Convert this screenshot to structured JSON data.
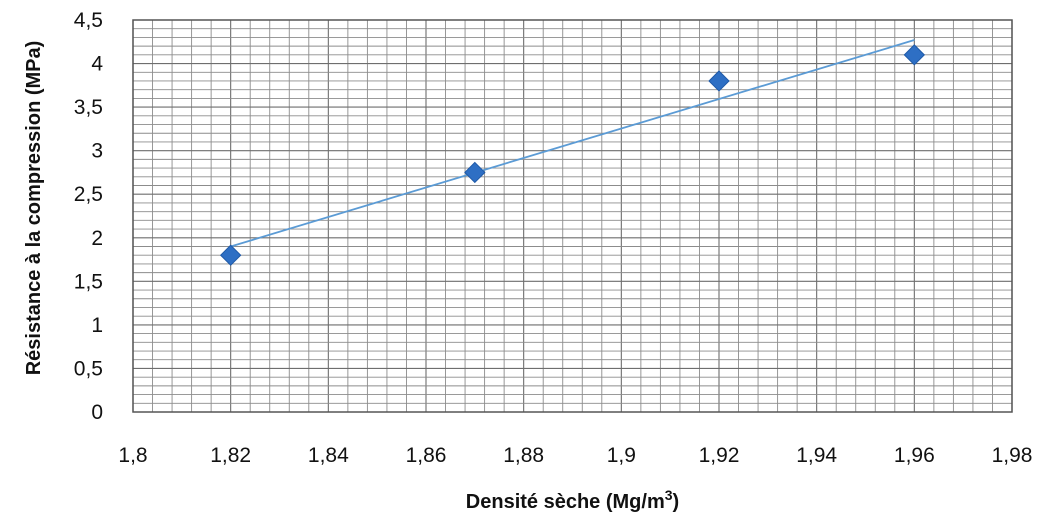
{
  "chart_data": {
    "type": "scatter",
    "xlabel": "Densité sèche (Mg/m",
    "xlabel_sup": "3",
    "xlabel_end": ")",
    "ylabel": "Résistance à la compression  (MPa)",
    "xlim": [
      1.8,
      1.98
    ],
    "ylim": [
      0,
      4.5
    ],
    "x_ticks": [
      1.8,
      1.82,
      1.84,
      1.86,
      1.88,
      1.9,
      1.92,
      1.94,
      1.96,
      1.98
    ],
    "x_tick_labels": [
      "1,8",
      "1,82",
      "1,84",
      "1,86",
      "1,88",
      "1,9",
      "1,92",
      "1,94",
      "1,96",
      "1,98"
    ],
    "y_ticks": [
      0,
      0.5,
      1,
      1.5,
      2,
      2.5,
      3,
      3.5,
      4,
      4.5
    ],
    "y_tick_labels": [
      "0",
      "0,5",
      "1",
      "1,5",
      "2",
      "2,5",
      "3",
      "3,5",
      "4",
      "4,5"
    ],
    "grid": true,
    "legend": false,
    "series": [
      {
        "x": [
          1.82,
          1.87,
          1.92,
          1.96
        ],
        "y": [
          1.8,
          2.75,
          3.8,
          4.1
        ],
        "marker": "diamond",
        "color": "#2e6fc4"
      }
    ],
    "trendline": {
      "type": "linear",
      "x": [
        1.82,
        1.96
      ],
      "y": [
        1.9,
        4.27
      ],
      "color": "#5b9bd5"
    }
  }
}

== Task requirements ==
Omit the pictures, then output the rest of the listing exactly.

== Result of this exercise ==
Convert this screenshot to structured JSON data.
{
  "chart_data": {
    "type": "scatter",
    "xlabel": "Densité sèche (Mg/m",
    "xlabel_sup": "3",
    "xlabel_end": ")",
    "ylabel": "Résistance à la compression  (MPa)",
    "xlim": [
      1.8,
      1.98
    ],
    "ylim": [
      0,
      4.5
    ],
    "x_ticks": [
      1.8,
      1.82,
      1.84,
      1.86,
      1.88,
      1.9,
      1.92,
      1.94,
      1.96,
      1.98
    ],
    "x_tick_labels": [
      "1,8",
      "1,82",
      "1,84",
      "1,86",
      "1,88",
      "1,9",
      "1,92",
      "1,94",
      "1,96",
      "1,98"
    ],
    "y_ticks": [
      0,
      0.5,
      1,
      1.5,
      2,
      2.5,
      3,
      3.5,
      4,
      4.5
    ],
    "y_tick_labels": [
      "0",
      "0,5",
      "1",
      "1,5",
      "2",
      "2,5",
      "3",
      "3,5",
      "4",
      "4,5"
    ],
    "grid": true,
    "legend": false,
    "series": [
      {
        "x": [
          1.82,
          1.87,
          1.92,
          1.96
        ],
        "y": [
          1.8,
          2.75,
          3.8,
          4.1
        ],
        "marker": "diamond",
        "color": "#2e6fc4"
      }
    ],
    "trendline": {
      "type": "linear",
      "x": [
        1.82,
        1.96
      ],
      "y": [
        1.9,
        4.27
      ],
      "color": "#5b9bd5"
    }
  }
}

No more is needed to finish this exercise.